Return all the entries exactly, keeping pictures out.

+++ EXERCISE DATA

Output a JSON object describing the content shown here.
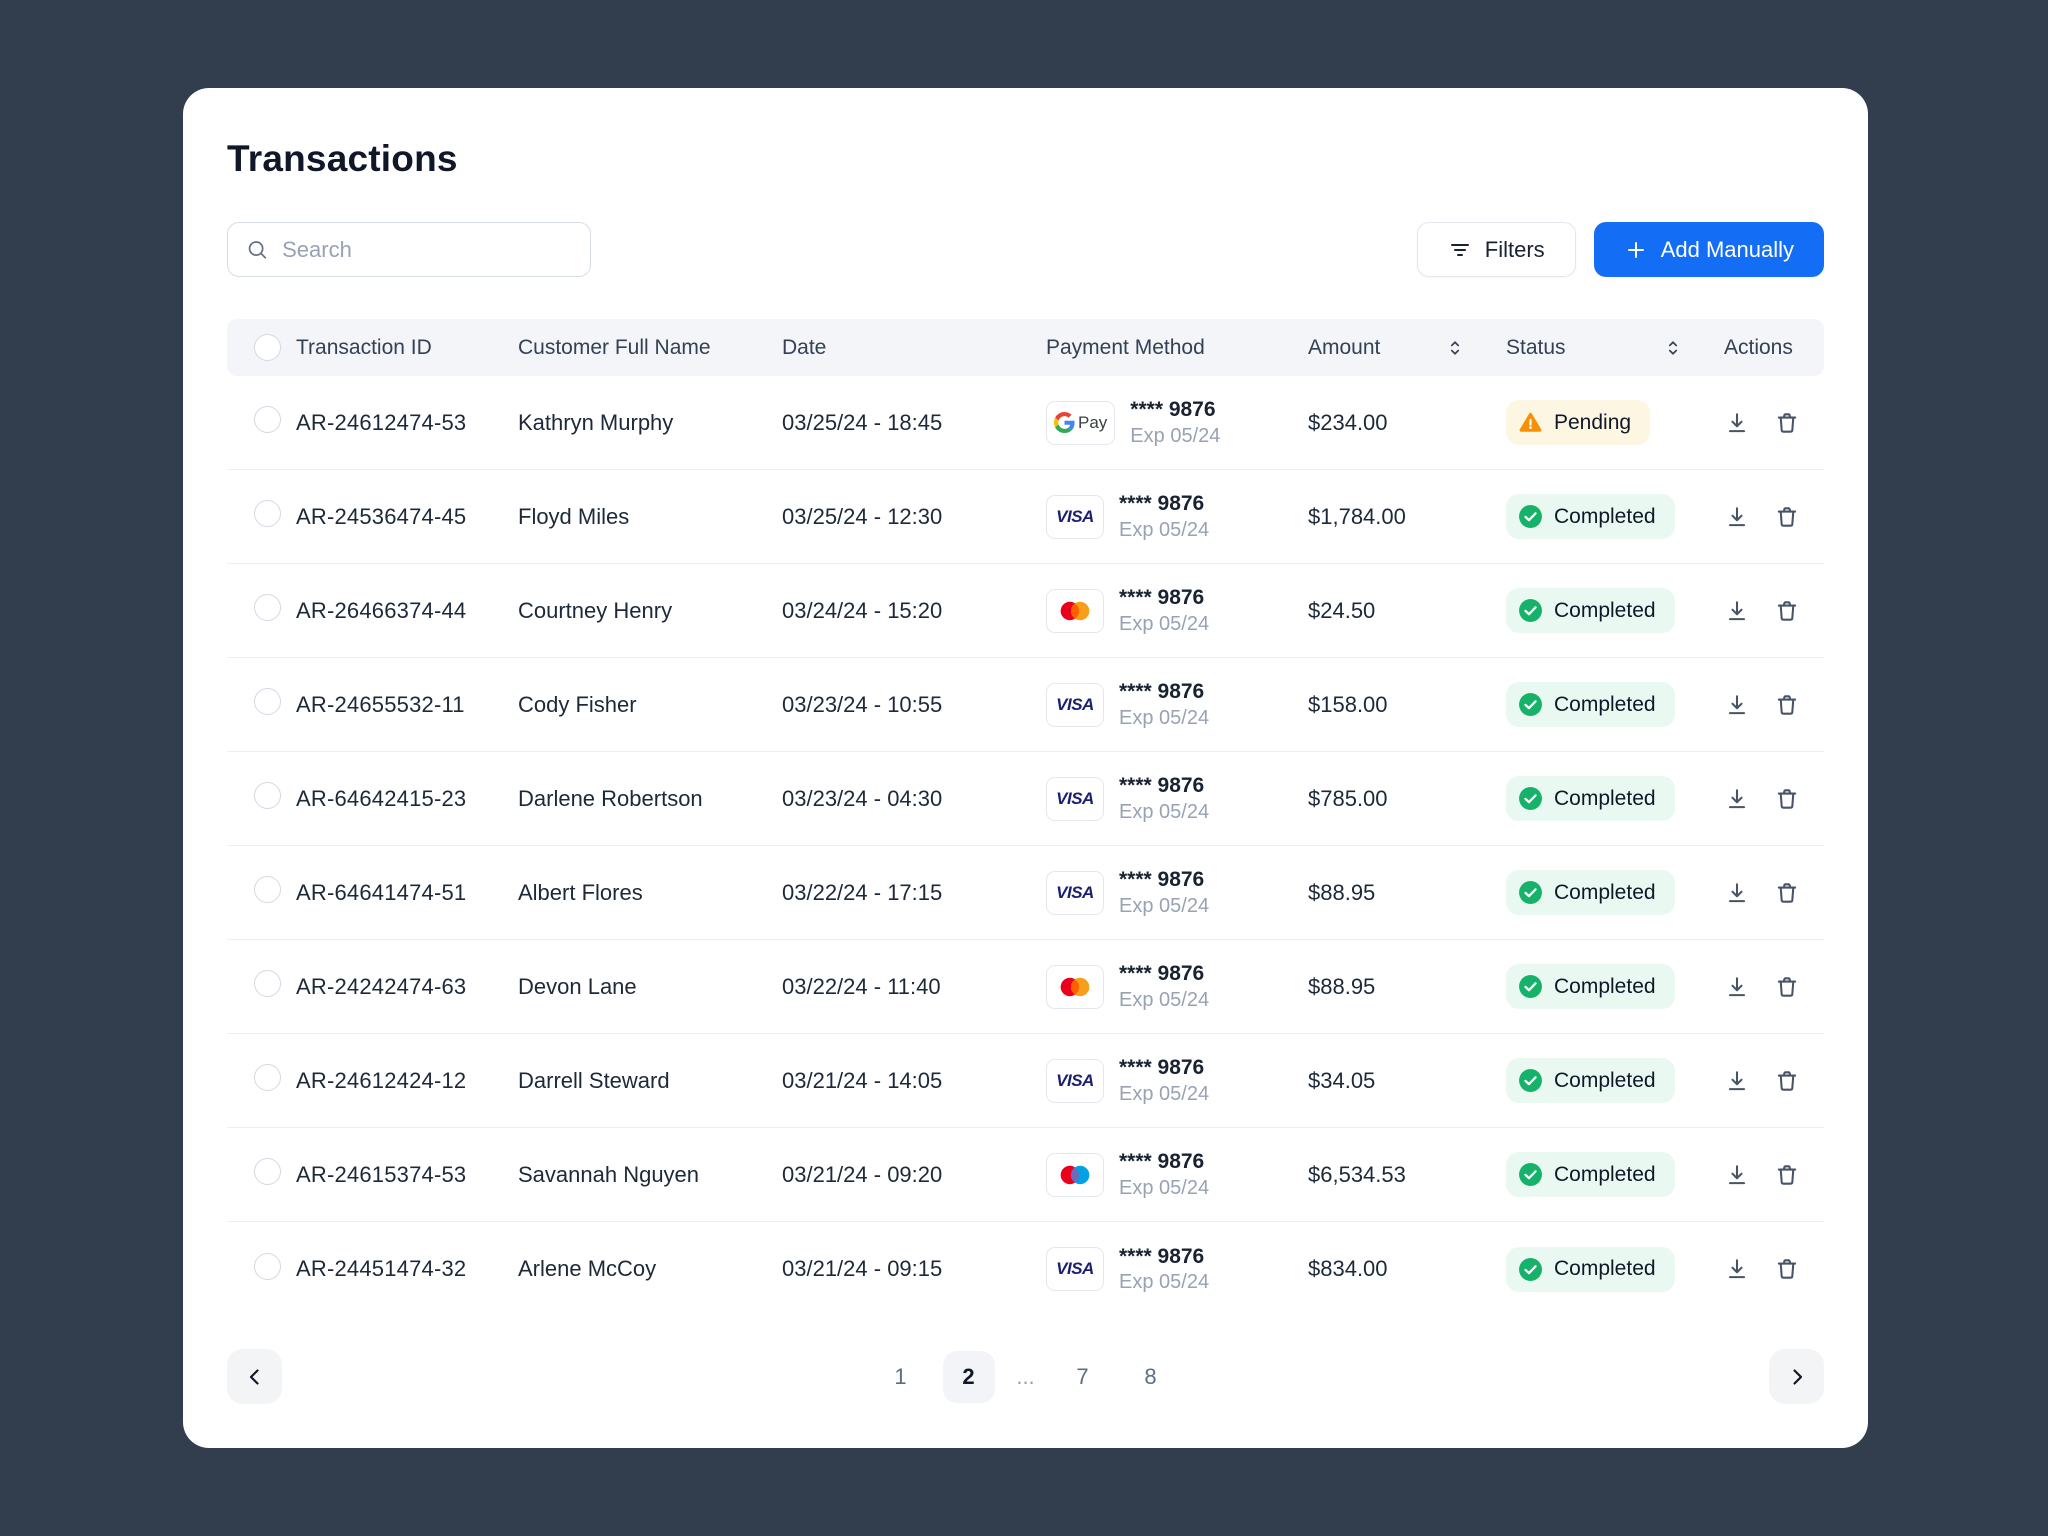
{
  "page": {
    "title": "Transactions"
  },
  "toolbar": {
    "search_placeholder": "Search",
    "filters_label": "Filters",
    "add_label": "Add Manually"
  },
  "table": {
    "columns": [
      "Transaction ID",
      "Customer Full Name",
      "Date",
      "Payment Method",
      "Amount",
      "Status",
      "Actions"
    ],
    "sortable_columns": [
      "Amount",
      "Status"
    ],
    "rows": [
      {
        "id": "AR-24612474-53",
        "customer": "Kathryn Murphy",
        "date": "03/25/24 - 18:45",
        "method": "gpay",
        "card": "**** 9876",
        "expiry": "Exp 05/24",
        "amount": "$234.00",
        "status": "Pending"
      },
      {
        "id": "AR-24536474-45",
        "customer": "Floyd Miles",
        "date": "03/25/24 - 12:30",
        "method": "visa",
        "card": "**** 9876",
        "expiry": "Exp 05/24",
        "amount": "$1,784.00",
        "status": "Completed"
      },
      {
        "id": "AR-26466374-44",
        "customer": "Courtney Henry",
        "date": "03/24/24 - 15:20",
        "method": "mastercard",
        "card": "**** 9876",
        "expiry": "Exp 05/24",
        "amount": "$24.50",
        "status": "Completed"
      },
      {
        "id": "AR-24655532-11",
        "customer": "Cody Fisher",
        "date": "03/23/24 - 10:55",
        "method": "visa",
        "card": "**** 9876",
        "expiry": "Exp 05/24",
        "amount": "$158.00",
        "status": "Completed"
      },
      {
        "id": "AR-64642415-23",
        "customer": "Darlene Robertson",
        "date": "03/23/24 - 04:30",
        "method": "visa",
        "card": "**** 9876",
        "expiry": "Exp 05/24",
        "amount": "$785.00",
        "status": "Completed"
      },
      {
        "id": "AR-64641474-51",
        "customer": "Albert Flores",
        "date": "03/22/24 - 17:15",
        "method": "visa",
        "card": "**** 9876",
        "expiry": "Exp 05/24",
        "amount": "$88.95",
        "status": "Completed"
      },
      {
        "id": "AR-24242474-63",
        "customer": "Devon Lane",
        "date": "03/22/24 - 11:40",
        "method": "mastercard",
        "card": "**** 9876",
        "expiry": "Exp 05/24",
        "amount": "$88.95",
        "status": "Completed"
      },
      {
        "id": "AR-24612424-12",
        "customer": "Darrell Steward",
        "date": "03/21/24 - 14:05",
        "method": "visa",
        "card": "**** 9876",
        "expiry": "Exp 05/24",
        "amount": "$34.05",
        "status": "Completed"
      },
      {
        "id": "AR-24615374-53",
        "customer": "Savannah Nguyen",
        "date": "03/21/24 - 09:20",
        "method": "maestro",
        "card": "**** 9876",
        "expiry": "Exp 05/24",
        "amount": "$6,534.53",
        "status": "Completed"
      },
      {
        "id": "AR-24451474-32",
        "customer": "Arlene McCoy",
        "date": "03/21/24 - 09:15",
        "method": "visa",
        "card": "**** 9876",
        "expiry": "Exp 05/24",
        "amount": "$834.00",
        "status": "Completed"
      }
    ]
  },
  "pagination": {
    "pages": [
      "1",
      "2",
      "...",
      "7",
      "8"
    ],
    "active": "2"
  },
  "icons": [
    "search-icon",
    "filter-icon",
    "plus-icon",
    "sort-icon",
    "gpay-icon",
    "visa-icon",
    "mastercard-icon",
    "maestro-icon",
    "check-circle-icon",
    "warning-triangle-icon",
    "download-icon",
    "trash-icon",
    "chevron-left-icon",
    "chevron-right-icon"
  ],
  "colors": {
    "background": "#323D4E",
    "accent_blue": "#146EF5",
    "success_green": "#17B26A",
    "warning_orange": "#F79009",
    "completed_badge_bg": "#E9F9F1",
    "pending_badge_bg": "#FDF6E2"
  }
}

++++++

» **COMPLETE ANSWER**:
Output a JSON object describing the content shown here.
{
  "page": {
    "title": "Transactions"
  },
  "toolbar": {
    "search_placeholder": "Search",
    "filters_label": "Filters",
    "add_label": "Add Manually"
  },
  "table": {
    "columns": [
      "Transaction ID",
      "Customer Full Name",
      "Date",
      "Payment Method",
      "Amount",
      "Status",
      "Actions"
    ],
    "sortable_columns": [
      "Amount",
      "Status"
    ],
    "rows": [
      {
        "id": "AR-24612474-53",
        "customer": "Kathryn Murphy",
        "date": "03/25/24 - 18:45",
        "method": "gpay",
        "card": "**** 9876",
        "expiry": "Exp 05/24",
        "amount": "$234.00",
        "status": "Pending"
      },
      {
        "id": "AR-24536474-45",
        "customer": "Floyd Miles",
        "date": "03/25/24 - 12:30",
        "method": "visa",
        "card": "**** 9876",
        "expiry": "Exp 05/24",
        "amount": "$1,784.00",
        "status": "Completed"
      },
      {
        "id": "AR-26466374-44",
        "customer": "Courtney Henry",
        "date": "03/24/24 - 15:20",
        "method": "mastercard",
        "card": "**** 9876",
        "expiry": "Exp 05/24",
        "amount": "$24.50",
        "status": "Completed"
      },
      {
        "id": "AR-24655532-11",
        "customer": "Cody Fisher",
        "date": "03/23/24 - 10:55",
        "method": "visa",
        "card": "**** 9876",
        "expiry": "Exp 05/24",
        "amount": "$158.00",
        "status": "Completed"
      },
      {
        "id": "AR-64642415-23",
        "customer": "Darlene Robertson",
        "date": "03/23/24 - 04:30",
        "method": "visa",
        "card": "**** 9876",
        "expiry": "Exp 05/24",
        "amount": "$785.00",
        "status": "Completed"
      },
      {
        "id": "AR-64641474-51",
        "customer": "Albert Flores",
        "date": "03/22/24 - 17:15",
        "method": "visa",
        "card": "**** 9876",
        "expiry": "Exp 05/24",
        "amount": "$88.95",
        "status": "Completed"
      },
      {
        "id": "AR-24242474-63",
        "customer": "Devon Lane",
        "date": "03/22/24 - 11:40",
        "method": "mastercard",
        "card": "**** 9876",
        "expiry": "Exp 05/24",
        "amount": "$88.95",
        "status": "Completed"
      },
      {
        "id": "AR-24612424-12",
        "customer": "Darrell Steward",
        "date": "03/21/24 - 14:05",
        "method": "visa",
        "card": "**** 9876",
        "expiry": "Exp 05/24",
        "amount": "$34.05",
        "status": "Completed"
      },
      {
        "id": "AR-24615374-53",
        "customer": "Savannah Nguyen",
        "date": "03/21/24 - 09:20",
        "method": "maestro",
        "card": "**** 9876",
        "expiry": "Exp 05/24",
        "amount": "$6,534.53",
        "status": "Completed"
      },
      {
        "id": "AR-24451474-32",
        "customer": "Arlene McCoy",
        "date": "03/21/24 - 09:15",
        "method": "visa",
        "card": "**** 9876",
        "expiry": "Exp 05/24",
        "amount": "$834.00",
        "status": "Completed"
      }
    ]
  },
  "pagination": {
    "pages": [
      "1",
      "2",
      "...",
      "7",
      "8"
    ],
    "active": "2"
  },
  "icons": [
    "search-icon",
    "filter-icon",
    "plus-icon",
    "sort-icon",
    "gpay-icon",
    "visa-icon",
    "mastercard-icon",
    "maestro-icon",
    "check-circle-icon",
    "warning-triangle-icon",
    "download-icon",
    "trash-icon",
    "chevron-left-icon",
    "chevron-right-icon"
  ],
  "colors": {
    "background": "#323D4E",
    "accent_blue": "#146EF5",
    "success_green": "#17B26A",
    "warning_orange": "#F79009",
    "completed_badge_bg": "#E9F9F1",
    "pending_badge_bg": "#FDF6E2"
  }
}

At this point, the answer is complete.